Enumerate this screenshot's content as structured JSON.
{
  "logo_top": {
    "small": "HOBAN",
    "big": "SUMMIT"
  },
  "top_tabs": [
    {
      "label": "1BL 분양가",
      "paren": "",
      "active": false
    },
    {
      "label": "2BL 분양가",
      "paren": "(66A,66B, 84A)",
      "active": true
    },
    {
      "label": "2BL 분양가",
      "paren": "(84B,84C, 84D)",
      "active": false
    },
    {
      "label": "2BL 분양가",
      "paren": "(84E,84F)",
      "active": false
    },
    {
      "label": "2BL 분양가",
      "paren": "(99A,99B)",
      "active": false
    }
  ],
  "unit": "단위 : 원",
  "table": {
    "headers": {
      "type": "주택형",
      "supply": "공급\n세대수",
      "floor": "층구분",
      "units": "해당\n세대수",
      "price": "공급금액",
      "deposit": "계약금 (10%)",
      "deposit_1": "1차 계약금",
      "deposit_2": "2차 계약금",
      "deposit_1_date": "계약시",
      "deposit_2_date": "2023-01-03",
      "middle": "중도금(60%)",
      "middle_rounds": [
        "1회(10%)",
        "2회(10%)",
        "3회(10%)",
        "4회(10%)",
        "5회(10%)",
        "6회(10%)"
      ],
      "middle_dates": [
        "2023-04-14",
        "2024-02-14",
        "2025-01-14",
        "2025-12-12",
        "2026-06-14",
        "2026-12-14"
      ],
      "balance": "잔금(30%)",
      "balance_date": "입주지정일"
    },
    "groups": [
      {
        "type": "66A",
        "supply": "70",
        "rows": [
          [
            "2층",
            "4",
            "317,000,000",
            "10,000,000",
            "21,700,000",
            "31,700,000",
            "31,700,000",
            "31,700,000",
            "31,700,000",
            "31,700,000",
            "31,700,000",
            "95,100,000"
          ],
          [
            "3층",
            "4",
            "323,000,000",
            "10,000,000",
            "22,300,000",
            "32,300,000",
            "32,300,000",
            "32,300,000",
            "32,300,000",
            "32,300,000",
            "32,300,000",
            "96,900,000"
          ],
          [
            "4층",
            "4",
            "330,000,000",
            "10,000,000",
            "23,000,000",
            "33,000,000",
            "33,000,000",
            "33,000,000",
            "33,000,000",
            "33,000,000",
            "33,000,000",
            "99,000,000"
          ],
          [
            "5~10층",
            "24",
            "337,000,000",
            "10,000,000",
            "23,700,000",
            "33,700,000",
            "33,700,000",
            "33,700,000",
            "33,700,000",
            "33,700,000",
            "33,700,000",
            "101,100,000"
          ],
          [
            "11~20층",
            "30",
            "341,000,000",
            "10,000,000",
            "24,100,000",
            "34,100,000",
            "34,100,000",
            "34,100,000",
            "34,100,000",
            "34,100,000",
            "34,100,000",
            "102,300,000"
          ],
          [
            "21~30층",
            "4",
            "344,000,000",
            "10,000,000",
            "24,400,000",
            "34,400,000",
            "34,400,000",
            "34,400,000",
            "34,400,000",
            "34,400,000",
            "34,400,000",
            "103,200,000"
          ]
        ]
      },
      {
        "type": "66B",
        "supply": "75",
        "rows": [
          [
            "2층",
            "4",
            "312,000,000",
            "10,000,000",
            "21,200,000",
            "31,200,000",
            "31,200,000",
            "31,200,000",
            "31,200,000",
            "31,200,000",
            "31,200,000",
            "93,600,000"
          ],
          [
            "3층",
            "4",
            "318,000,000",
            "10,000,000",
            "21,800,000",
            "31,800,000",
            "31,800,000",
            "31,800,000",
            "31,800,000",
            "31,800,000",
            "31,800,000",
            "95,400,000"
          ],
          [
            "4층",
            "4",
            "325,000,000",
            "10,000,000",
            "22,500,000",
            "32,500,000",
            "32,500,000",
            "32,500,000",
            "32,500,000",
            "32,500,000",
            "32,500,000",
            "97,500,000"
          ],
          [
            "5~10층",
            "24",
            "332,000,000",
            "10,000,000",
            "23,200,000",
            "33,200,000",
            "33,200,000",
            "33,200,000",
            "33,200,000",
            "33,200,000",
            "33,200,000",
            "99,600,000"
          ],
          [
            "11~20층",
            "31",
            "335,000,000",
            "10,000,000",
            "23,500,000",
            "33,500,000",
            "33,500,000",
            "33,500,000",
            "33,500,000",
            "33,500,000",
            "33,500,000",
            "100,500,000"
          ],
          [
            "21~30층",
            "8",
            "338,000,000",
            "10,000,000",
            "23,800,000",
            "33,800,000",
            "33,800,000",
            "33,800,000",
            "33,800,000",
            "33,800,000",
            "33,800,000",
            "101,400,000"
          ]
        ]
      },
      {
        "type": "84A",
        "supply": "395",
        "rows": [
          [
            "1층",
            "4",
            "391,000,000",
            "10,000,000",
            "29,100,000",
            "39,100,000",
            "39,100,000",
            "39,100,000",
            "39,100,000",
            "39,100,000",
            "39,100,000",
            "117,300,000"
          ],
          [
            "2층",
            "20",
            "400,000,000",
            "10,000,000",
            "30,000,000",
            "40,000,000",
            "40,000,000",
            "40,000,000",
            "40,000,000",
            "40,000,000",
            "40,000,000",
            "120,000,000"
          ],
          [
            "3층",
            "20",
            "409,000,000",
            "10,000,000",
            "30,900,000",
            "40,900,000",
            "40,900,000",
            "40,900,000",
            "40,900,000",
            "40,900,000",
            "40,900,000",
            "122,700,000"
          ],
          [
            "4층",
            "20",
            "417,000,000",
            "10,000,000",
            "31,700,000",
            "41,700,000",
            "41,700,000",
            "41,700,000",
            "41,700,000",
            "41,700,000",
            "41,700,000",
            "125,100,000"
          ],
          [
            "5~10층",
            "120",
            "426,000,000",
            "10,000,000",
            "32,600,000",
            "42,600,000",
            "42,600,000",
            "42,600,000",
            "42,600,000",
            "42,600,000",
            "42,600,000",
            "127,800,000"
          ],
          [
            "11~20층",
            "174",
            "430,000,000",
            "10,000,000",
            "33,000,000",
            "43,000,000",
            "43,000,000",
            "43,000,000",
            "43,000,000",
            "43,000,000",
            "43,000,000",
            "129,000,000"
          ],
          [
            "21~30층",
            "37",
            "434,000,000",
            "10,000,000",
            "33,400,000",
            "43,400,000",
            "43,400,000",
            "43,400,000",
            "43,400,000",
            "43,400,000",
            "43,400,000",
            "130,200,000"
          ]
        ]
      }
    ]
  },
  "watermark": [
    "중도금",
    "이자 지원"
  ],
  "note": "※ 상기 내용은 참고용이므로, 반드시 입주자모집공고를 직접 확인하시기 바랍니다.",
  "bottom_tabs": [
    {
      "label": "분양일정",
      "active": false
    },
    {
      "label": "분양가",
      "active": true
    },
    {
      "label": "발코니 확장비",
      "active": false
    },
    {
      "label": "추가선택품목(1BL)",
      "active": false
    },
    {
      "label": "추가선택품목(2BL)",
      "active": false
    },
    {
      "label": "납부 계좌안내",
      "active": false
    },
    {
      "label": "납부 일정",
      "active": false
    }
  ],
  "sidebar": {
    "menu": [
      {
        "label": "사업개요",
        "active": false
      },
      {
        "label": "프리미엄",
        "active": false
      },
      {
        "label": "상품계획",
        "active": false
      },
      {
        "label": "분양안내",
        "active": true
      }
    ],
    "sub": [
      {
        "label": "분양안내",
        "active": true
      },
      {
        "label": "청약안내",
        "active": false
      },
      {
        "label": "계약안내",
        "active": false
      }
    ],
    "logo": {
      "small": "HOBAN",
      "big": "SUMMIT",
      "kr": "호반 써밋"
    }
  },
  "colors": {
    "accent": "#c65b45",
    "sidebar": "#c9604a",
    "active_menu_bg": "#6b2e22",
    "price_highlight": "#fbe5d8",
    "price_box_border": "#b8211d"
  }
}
*-*-*
Written request -
Copy all of the material word for word.

Problem solution -
Enumerate this screenshot's content as structured JSON.
{
  "logo_top": {
    "small": "HOBAN",
    "big": "SUMMIT"
  },
  "top_tabs": [
    {
      "label": "1BL 분양가",
      "paren": "",
      "active": false
    },
    {
      "label": "2BL 분양가",
      "paren": "(66A,66B, 84A)",
      "active": true
    },
    {
      "label": "2BL 분양가",
      "paren": "(84B,84C, 84D)",
      "active": false
    },
    {
      "label": "2BL 분양가",
      "paren": "(84E,84F)",
      "active": false
    },
    {
      "label": "2BL 분양가",
      "paren": "(99A,99B)",
      "active": false
    }
  ],
  "unit": "단위 : 원",
  "table": {
    "headers": {
      "type": "주택형",
      "supply": "공급\n세대수",
      "floor": "층구분",
      "units": "해당\n세대수",
      "price": "공급금액",
      "deposit": "계약금 (10%)",
      "deposit_1": "1차 계약금",
      "deposit_2": "2차 계약금",
      "deposit_1_date": "계약시",
      "deposit_2_date": "2023-01-03",
      "middle": "중도금(60%)",
      "middle_rounds": [
        "1회(10%)",
        "2회(10%)",
        "3회(10%)",
        "4회(10%)",
        "5회(10%)",
        "6회(10%)"
      ],
      "middle_dates": [
        "2023-04-14",
        "2024-02-14",
        "2025-01-14",
        "2025-12-12",
        "2026-06-14",
        "2026-12-14"
      ],
      "balance": "잔금(30%)",
      "balance_date": "입주지정일"
    },
    "groups": [
      {
        "type": "66A",
        "supply": "70",
        "rows": [
          [
            "2층",
            "4",
            "317,000,000",
            "10,000,000",
            "21,700,000",
            "31,700,000",
            "31,700,000",
            "31,700,000",
            "31,700,000",
            "31,700,000",
            "31,700,000",
            "95,100,000"
          ],
          [
            "3층",
            "4",
            "323,000,000",
            "10,000,000",
            "22,300,000",
            "32,300,000",
            "32,300,000",
            "32,300,000",
            "32,300,000",
            "32,300,000",
            "32,300,000",
            "96,900,000"
          ],
          [
            "4층",
            "4",
            "330,000,000",
            "10,000,000",
            "23,000,000",
            "33,000,000",
            "33,000,000",
            "33,000,000",
            "33,000,000",
            "33,000,000",
            "33,000,000",
            "99,000,000"
          ],
          [
            "5~10층",
            "24",
            "337,000,000",
            "10,000,000",
            "23,700,000",
            "33,700,000",
            "33,700,000",
            "33,700,000",
            "33,700,000",
            "33,700,000",
            "33,700,000",
            "101,100,000"
          ],
          [
            "11~20층",
            "30",
            "341,000,000",
            "10,000,000",
            "24,100,000",
            "34,100,000",
            "34,100,000",
            "34,100,000",
            "34,100,000",
            "34,100,000",
            "34,100,000",
            "102,300,000"
          ],
          [
            "21~30층",
            "4",
            "344,000,000",
            "10,000,000",
            "24,400,000",
            "34,400,000",
            "34,400,000",
            "34,400,000",
            "34,400,000",
            "34,400,000",
            "34,400,000",
            "103,200,000"
          ]
        ]
      },
      {
        "type": "66B",
        "supply": "75",
        "rows": [
          [
            "2층",
            "4",
            "312,000,000",
            "10,000,000",
            "21,200,000",
            "31,200,000",
            "31,200,000",
            "31,200,000",
            "31,200,000",
            "31,200,000",
            "31,200,000",
            "93,600,000"
          ],
          [
            "3층",
            "4",
            "318,000,000",
            "10,000,000",
            "21,800,000",
            "31,800,000",
            "31,800,000",
            "31,800,000",
            "31,800,000",
            "31,800,000",
            "31,800,000",
            "95,400,000"
          ],
          [
            "4층",
            "4",
            "325,000,000",
            "10,000,000",
            "22,500,000",
            "32,500,000",
            "32,500,000",
            "32,500,000",
            "32,500,000",
            "32,500,000",
            "32,500,000",
            "97,500,000"
          ],
          [
            "5~10층",
            "24",
            "332,000,000",
            "10,000,000",
            "23,200,000",
            "33,200,000",
            "33,200,000",
            "33,200,000",
            "33,200,000",
            "33,200,000",
            "33,200,000",
            "99,600,000"
          ],
          [
            "11~20층",
            "31",
            "335,000,000",
            "10,000,000",
            "23,500,000",
            "33,500,000",
            "33,500,000",
            "33,500,000",
            "33,500,000",
            "33,500,000",
            "33,500,000",
            "100,500,000"
          ],
          [
            "21~30층",
            "8",
            "338,000,000",
            "10,000,000",
            "23,800,000",
            "33,800,000",
            "33,800,000",
            "33,800,000",
            "33,800,000",
            "33,800,000",
            "33,800,000",
            "101,400,000"
          ]
        ]
      },
      {
        "type": "84A",
        "supply": "395",
        "rows": [
          [
            "1층",
            "4",
            "391,000,000",
            "10,000,000",
            "29,100,000",
            "39,100,000",
            "39,100,000",
            "39,100,000",
            "39,100,000",
            "39,100,000",
            "39,100,000",
            "117,300,000"
          ],
          [
            "2층",
            "20",
            "400,000,000",
            "10,000,000",
            "30,000,000",
            "40,000,000",
            "40,000,000",
            "40,000,000",
            "40,000,000",
            "40,000,000",
            "40,000,000",
            "120,000,000"
          ],
          [
            "3층",
            "20",
            "409,000,000",
            "10,000,000",
            "30,900,000",
            "40,900,000",
            "40,900,000",
            "40,900,000",
            "40,900,000",
            "40,900,000",
            "40,900,000",
            "122,700,000"
          ],
          [
            "4층",
            "20",
            "417,000,000",
            "10,000,000",
            "31,700,000",
            "41,700,000",
            "41,700,000",
            "41,700,000",
            "41,700,000",
            "41,700,000",
            "41,700,000",
            "125,100,000"
          ],
          [
            "5~10층",
            "120",
            "426,000,000",
            "10,000,000",
            "32,600,000",
            "42,600,000",
            "42,600,000",
            "42,600,000",
            "42,600,000",
            "42,600,000",
            "42,600,000",
            "127,800,000"
          ],
          [
            "11~20층",
            "174",
            "430,000,000",
            "10,000,000",
            "33,000,000",
            "43,000,000",
            "43,000,000",
            "43,000,000",
            "43,000,000",
            "43,000,000",
            "43,000,000",
            "129,000,000"
          ],
          [
            "21~30층",
            "37",
            "434,000,000",
            "10,000,000",
            "33,400,000",
            "43,400,000",
            "43,400,000",
            "43,400,000",
            "43,400,000",
            "43,400,000",
            "43,400,000",
            "130,200,000"
          ]
        ]
      }
    ]
  },
  "watermark": [
    "중도금",
    "이자 지원"
  ],
  "note": "※ 상기 내용은 참고용이므로, 반드시 입주자모집공고를 직접 확인하시기 바랍니다.",
  "bottom_tabs": [
    {
      "label": "분양일정",
      "active": false
    },
    {
      "label": "분양가",
      "active": true
    },
    {
      "label": "발코니 확장비",
      "active": false
    },
    {
      "label": "추가선택품목(1BL)",
      "active": false
    },
    {
      "label": "추가선택품목(2BL)",
      "active": false
    },
    {
      "label": "납부 계좌안내",
      "active": false
    },
    {
      "label": "납부 일정",
      "active": false
    }
  ],
  "sidebar": {
    "menu": [
      {
        "label": "사업개요",
        "active": false
      },
      {
        "label": "프리미엄",
        "active": false
      },
      {
        "label": "상품계획",
        "active": false
      },
      {
        "label": "분양안내",
        "active": true
      }
    ],
    "sub": [
      {
        "label": "분양안내",
        "active": true
      },
      {
        "label": "청약안내",
        "active": false
      },
      {
        "label": "계약안내",
        "active": false
      }
    ],
    "logo": {
      "small": "HOBAN",
      "big": "SUMMIT",
      "kr": "호반 써밋"
    }
  },
  "colors": {
    "accent": "#c65b45",
    "sidebar": "#c9604a",
    "active_menu_bg": "#6b2e22",
    "price_highlight": "#fbe5d8",
    "price_box_border": "#b8211d"
  }
}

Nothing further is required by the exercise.